→ **Problem to solve**: List the lines of this listing that hold the word "second".

--------

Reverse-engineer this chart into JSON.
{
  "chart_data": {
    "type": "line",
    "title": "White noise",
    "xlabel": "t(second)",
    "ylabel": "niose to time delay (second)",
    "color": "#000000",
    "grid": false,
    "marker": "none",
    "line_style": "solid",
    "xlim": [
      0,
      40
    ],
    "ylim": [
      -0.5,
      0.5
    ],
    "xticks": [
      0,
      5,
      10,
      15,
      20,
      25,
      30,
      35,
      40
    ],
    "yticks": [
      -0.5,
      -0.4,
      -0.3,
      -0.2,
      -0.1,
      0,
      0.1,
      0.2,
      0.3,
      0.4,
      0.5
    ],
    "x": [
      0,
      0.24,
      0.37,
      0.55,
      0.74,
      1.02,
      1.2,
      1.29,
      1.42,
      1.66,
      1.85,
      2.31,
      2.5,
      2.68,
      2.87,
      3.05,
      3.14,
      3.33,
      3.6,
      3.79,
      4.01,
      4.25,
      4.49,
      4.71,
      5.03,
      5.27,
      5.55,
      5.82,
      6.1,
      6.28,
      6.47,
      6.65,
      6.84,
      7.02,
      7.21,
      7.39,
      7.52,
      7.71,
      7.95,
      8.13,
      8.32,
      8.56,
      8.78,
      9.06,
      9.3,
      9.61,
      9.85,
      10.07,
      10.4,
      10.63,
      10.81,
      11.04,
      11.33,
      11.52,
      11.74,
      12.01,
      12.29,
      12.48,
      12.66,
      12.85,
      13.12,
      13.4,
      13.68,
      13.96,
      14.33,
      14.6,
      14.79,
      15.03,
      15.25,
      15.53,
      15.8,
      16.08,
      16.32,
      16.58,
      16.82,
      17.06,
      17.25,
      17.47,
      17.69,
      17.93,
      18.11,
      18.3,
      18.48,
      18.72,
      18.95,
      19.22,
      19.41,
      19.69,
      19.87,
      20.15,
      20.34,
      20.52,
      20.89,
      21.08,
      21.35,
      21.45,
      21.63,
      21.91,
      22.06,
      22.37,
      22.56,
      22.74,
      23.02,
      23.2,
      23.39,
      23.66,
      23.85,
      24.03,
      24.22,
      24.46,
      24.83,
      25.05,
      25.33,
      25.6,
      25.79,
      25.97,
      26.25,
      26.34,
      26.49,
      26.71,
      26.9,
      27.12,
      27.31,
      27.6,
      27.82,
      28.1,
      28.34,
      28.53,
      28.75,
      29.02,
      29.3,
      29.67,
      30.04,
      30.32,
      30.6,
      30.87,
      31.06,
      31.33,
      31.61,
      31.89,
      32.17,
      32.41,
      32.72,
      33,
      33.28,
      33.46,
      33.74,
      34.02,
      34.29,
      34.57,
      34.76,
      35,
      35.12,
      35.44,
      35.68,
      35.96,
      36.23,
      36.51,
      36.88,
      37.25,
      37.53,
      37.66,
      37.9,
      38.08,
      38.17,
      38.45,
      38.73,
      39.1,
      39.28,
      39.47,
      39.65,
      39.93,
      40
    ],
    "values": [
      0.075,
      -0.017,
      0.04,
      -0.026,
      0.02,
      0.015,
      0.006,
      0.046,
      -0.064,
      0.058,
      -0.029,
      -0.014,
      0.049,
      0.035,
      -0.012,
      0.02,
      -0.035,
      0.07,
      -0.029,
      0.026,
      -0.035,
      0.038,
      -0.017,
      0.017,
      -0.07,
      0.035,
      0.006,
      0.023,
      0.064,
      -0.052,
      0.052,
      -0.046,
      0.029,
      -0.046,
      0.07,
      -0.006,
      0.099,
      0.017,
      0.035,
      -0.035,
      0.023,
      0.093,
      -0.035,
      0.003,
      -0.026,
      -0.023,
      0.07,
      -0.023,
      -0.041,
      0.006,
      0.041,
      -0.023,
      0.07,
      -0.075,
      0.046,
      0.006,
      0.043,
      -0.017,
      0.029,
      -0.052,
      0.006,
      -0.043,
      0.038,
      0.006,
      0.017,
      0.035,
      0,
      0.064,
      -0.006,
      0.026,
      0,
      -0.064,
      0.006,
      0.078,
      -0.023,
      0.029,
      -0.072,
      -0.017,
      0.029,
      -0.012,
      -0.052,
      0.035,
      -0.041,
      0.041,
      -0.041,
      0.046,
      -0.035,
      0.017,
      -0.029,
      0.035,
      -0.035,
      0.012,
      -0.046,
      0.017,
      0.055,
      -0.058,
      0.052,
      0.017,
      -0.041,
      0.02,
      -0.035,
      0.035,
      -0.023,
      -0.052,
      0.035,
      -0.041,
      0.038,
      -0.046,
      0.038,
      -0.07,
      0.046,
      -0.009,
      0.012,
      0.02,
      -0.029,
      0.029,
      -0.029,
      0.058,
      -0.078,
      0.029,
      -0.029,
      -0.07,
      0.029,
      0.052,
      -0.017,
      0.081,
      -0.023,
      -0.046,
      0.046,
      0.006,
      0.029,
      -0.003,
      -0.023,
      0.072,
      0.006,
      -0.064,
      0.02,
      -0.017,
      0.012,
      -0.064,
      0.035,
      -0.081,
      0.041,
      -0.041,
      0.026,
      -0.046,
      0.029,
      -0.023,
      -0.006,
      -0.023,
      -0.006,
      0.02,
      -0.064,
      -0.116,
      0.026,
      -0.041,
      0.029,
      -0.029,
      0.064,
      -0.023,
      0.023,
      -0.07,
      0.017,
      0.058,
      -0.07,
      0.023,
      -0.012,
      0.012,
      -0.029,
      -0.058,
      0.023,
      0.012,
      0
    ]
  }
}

--------

→ **Exercise output**:
    "xlabel": "t(second)",
    "ylabel": "niose to time delay (second)",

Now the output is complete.